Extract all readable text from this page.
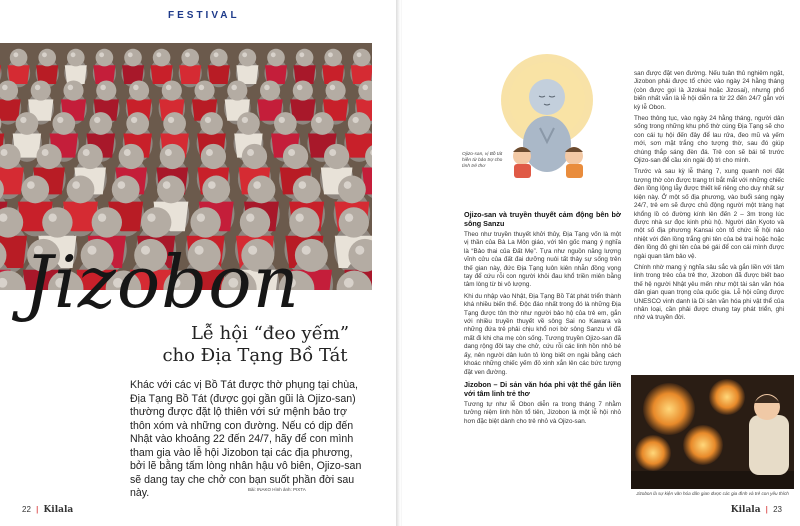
FESTIVAL
Jizobon
Lễ hội “đeo yếm”
cho Địa Tạng Bồ Tát
Khác với các vị Bồ Tát được thờ phụng tại chùa, Địa Tạng Bồ Tát (được gọi gần gũi là Ojizo-san) thường được đặt lộ thiên với sứ mệnh bảo trợ thôn xóm và những con đường. Nếu có dịp đến Nhật vào khoảng 22 đến 24/7, hãy để con mình tham gia vào lễ hội Jizobon tại các địa phương, bởi lẽ bằng tấm lòng nhân hậu vô biên, Ojizo-san sẽ dang tay che chở con bạn suốt phần đời sau này.	Bài: INAKO Hình ảnh: PIXTA
22 | Kilala
Ojizo-san, vị Bồ tát hiền từ bảo trợ cho tình trẻ thơ

Ojizo-san và truyền thuyết cảm động bên bờ sông Sanzu

Theo như truyền thuyết khởi thủy, Địa Tạng vốn là một vị thần của Bà La Môn giáo, với tên gốc mang ý nghĩa là “Bảo thai của Đất Mẹ”. Tựa như nguồn năng lượng vĩnh cửu của đất đai dưỡng nuôi tất thảy sự sống trên thế gian này, đức Địa Tạng luôn kiên nhẫn đồng vọng tay để cứu rỗi con người khỏi đau khổ triền miên bằng tâm lòng từ bi vô lượng.

Khi du nhập vào Nhật, Địa Tạng Bồ Tát phát triển thành khá nhiều biến thể. Độc đáo nhất trong đó là những Địa Tạng được tôn thờ như người bảo hộ của trẻ em, gắn với nhiều truyền thuyết về sông Sai no Kawara và những đứa trẻ phải chịu khổ nơi bờ sông Sanzu vì đã mất đi khi cha mẹ còn sống. Tương truyền Ojizo-san đã dang rộng đôi tay che chở, cứu rỗi các linh hồn nhỏ bé ấy, nên người dân luôn tỏ lòng biết ơn ngài bằng cách khoác những chiếc yếm đỏ xinh xắn lên các bức tượng đặt ven đường.

Jizobon – Di sản văn hóa phi vật thể gắn liền với tâm linh trẻ thơ

Tương tự như lễ Obon diễn ra trong tháng 7 nhằm tưởng niệm linh hồn tổ tiên, Jizobon là một lễ hội nhỏ hơn đặc biệt dành cho trẻ nhỏ và Ojizo-san.

san được đặt ven đường. Nếu tuân thủ nghiêm ngặt, Jizobon phải được tổ chức vào ngày 24 hằng tháng (còn được gọi là Jizokai hoặc Jizosai), nhưng phổ biến nhất vẫn là lễ hội diễn ra từ 22 đến 24/7 gắn với kỳ lễ Obon.

Theo thông tục, vào ngày 24 hằng tháng, người dân sống trong những khu phố thờ cúng Địa Tạng sẽ cho con cái tụ hội đến đây để lau rửa, đeo mũ và yếm mới, sơn mặt trắng cho tượng thờ, sau đó giúp chúng thắp sáng đèn đá. Trẻ con sẽ bái tế trước Ojizo-san để cầu xin ngài độ trì cho mình.

Trước và sau kỳ lễ tháng 7, xung quanh nơi đặt tượng thờ còn được trang trí bắt mắt với những chiếc đèn lồng lộng lẫy được thiết kế riêng cho duy nhất sự kiện này. Ở một số địa phương, vào buổi sáng ngày 24/7, trẻ em sẽ được chủ động người một tràng hạt khổng lồ có đường kính lên đến 2 – 3m trong lúc được nhà sư đọc kinh phù hộ. Người dân Kyoto và một số địa phương Kansai còn tổ chức lễ hội náo nhiệt với đèn lồng trắng ghi tên của bé trai hoặc hoặc đèn lồng đỏ ghi tên của bé gái để con cái mình được ngài quan tâm bảo vệ.

Chính nhờ mang ý nghĩa sâu sắc và gắn liền với tâm linh trong trẻo của trẻ thơ, Jizobon đã được biết bao thế hệ người Nhật yêu mến như một tài sản văn hóa dân gian quan trọng của quốc gia. Lễ hội cũng được UNESCO vinh danh là Di sản văn hóa phi vật thể của nhân loại, cần phải được chung tay phát triển, ghi nhớ và truyền đời.

Jizobon là sự kiện văn hóa dân gian được các gia đình và trẻ con yêu thích
Kilala | 23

******

## Problem to solve:
Omit pictures; set down the rest of the material word for word.

## Output for this exercise:
Extract all readable text from this page.
FESTIVAL
Jizobon
Lễ hội “đeo yếm”
cho Địa Tạng Bồ Tát
Khác với các vị Bồ Tát được thờ phụng tại chùa, Địa Tạng Bồ Tát (được gọi gần gũi là Ojizo-san) thường được đặt lộ thiên với sứ mệnh bảo trợ thôn xóm và những con đường. Nếu có dịp đến Nhật vào khoảng 22 đến 24/7, hãy để con mình tham gia vào lễ hội Jizobon tại các địa phương, bởi lẽ bằng tấm lòng nhân hậu vô biên, Ojizo-san sẽ dang tay che chở con bạn suốt phần đời sau này.	Bài: INAKO Hình ảnh: PIXTA
22 | Kilala
Ojizo-san, vị Bồ tát hiền từ bảo trợ cho tình trẻ thơ

Ojizo-san và truyền thuyết cảm động bên bờ sông Sanzu

Theo như truyền thuyết khởi thủy, Địa Tạng vốn là một vị thần của Bà La Môn giáo, với tên gốc mang ý nghĩa là “Bảo thai của Đất Mẹ”. Tựa như nguồn năng lượng vĩnh cửu của đất đai dưỡng nuôi tất thảy sự sống trên thế gian này, đức Địa Tạng luôn kiên nhẫn đồng vọng tay để cứu rỗi con người khỏi đau khổ triền miên bằng tâm lòng từ bi vô lượng.

Khi du nhập vào Nhật, Địa Tạng Bồ Tát phát triển thành khá nhiều biến thể. Độc đáo nhất trong đó là những Địa Tạng được tôn thờ như người bảo hộ của trẻ em, gắn với nhiều truyền thuyết về sông Sai no Kawara và những đứa trẻ phải chịu khổ nơi bờ sông Sanzu vì đã mất đi khi cha mẹ còn sống. Tương truyền Ojizo-san đã dang rộng đôi tay che chở, cứu rỗi các linh hồn nhỏ bé ấy, nên người dân luôn tỏ lòng biết ơn ngài bằng cách khoác những chiếc yếm đỏ xinh xắn lên các bức tượng đặt ven đường.

Jizobon – Di sản văn hóa phi vật thể gắn liền với tâm linh trẻ thơ

Tương tự như lễ Obon diễn ra trong tháng 7 nhằm tưởng niệm linh hồn tổ tiên, Jizobon là một lễ hội nhỏ hơn đặc biệt dành cho trẻ nhỏ và Ojizo-san.

san được đặt ven đường. Nếu tuân thủ nghiêm ngặt, Jizobon phải được tổ chức vào ngày 24 hằng tháng (còn được gọi là Jizokai hoặc Jizosai), nhưng phổ biến nhất vẫn là lễ hội diễn ra từ 22 đến 24/7 gắn với kỳ lễ Obon.

Theo thông tục, vào ngày 24 hằng tháng, người dân sống trong những khu phố thờ cúng Địa Tạng sẽ cho con cái tụ hội đến đây để lau rửa, đeo mũ và yếm mới, sơn mặt trắng cho tượng thờ, sau đó giúp chúng thắp sáng đèn đá. Trẻ con sẽ bái tế trước Ojizo-san để cầu xin ngài độ trì cho mình.

Trước và sau kỳ lễ tháng 7, xung quanh nơi đặt tượng thờ còn được trang trí bắt mắt với những chiếc đèn lồng lộng lẫy được thiết kế riêng cho duy nhất sự kiện này. Ở một số địa phương, vào buổi sáng ngày 24/7, trẻ em sẽ được chủ động người một tràng hạt khổng lồ có đường kính lên đến 2 – 3m trong lúc được nhà sư đọc kinh phù hộ. Người dân Kyoto và một số địa phương Kansai còn tổ chức lễ hội náo nhiệt với đèn lồng trắng ghi tên của bé trai hoặc hoặc đèn lồng đỏ ghi tên của bé gái để con cái mình được ngài quan tâm bảo vệ.

Chính nhờ mang ý nghĩa sâu sắc và gắn liền với tâm linh trong trẻo của trẻ thơ, Jizobon đã được biết bao thế hệ người Nhật yêu mến như một tài sản văn hóa dân gian quan trọng của quốc gia. Lễ hội cũng được UNESCO vinh danh là Di sản văn hóa phi vật thể của nhân loại, cần phải được chung tay phát triển, ghi nhớ và truyền đời.

Jizobon là sự kiện văn hóa dân gian được các gia đình và trẻ con yêu thích
Kilala | 23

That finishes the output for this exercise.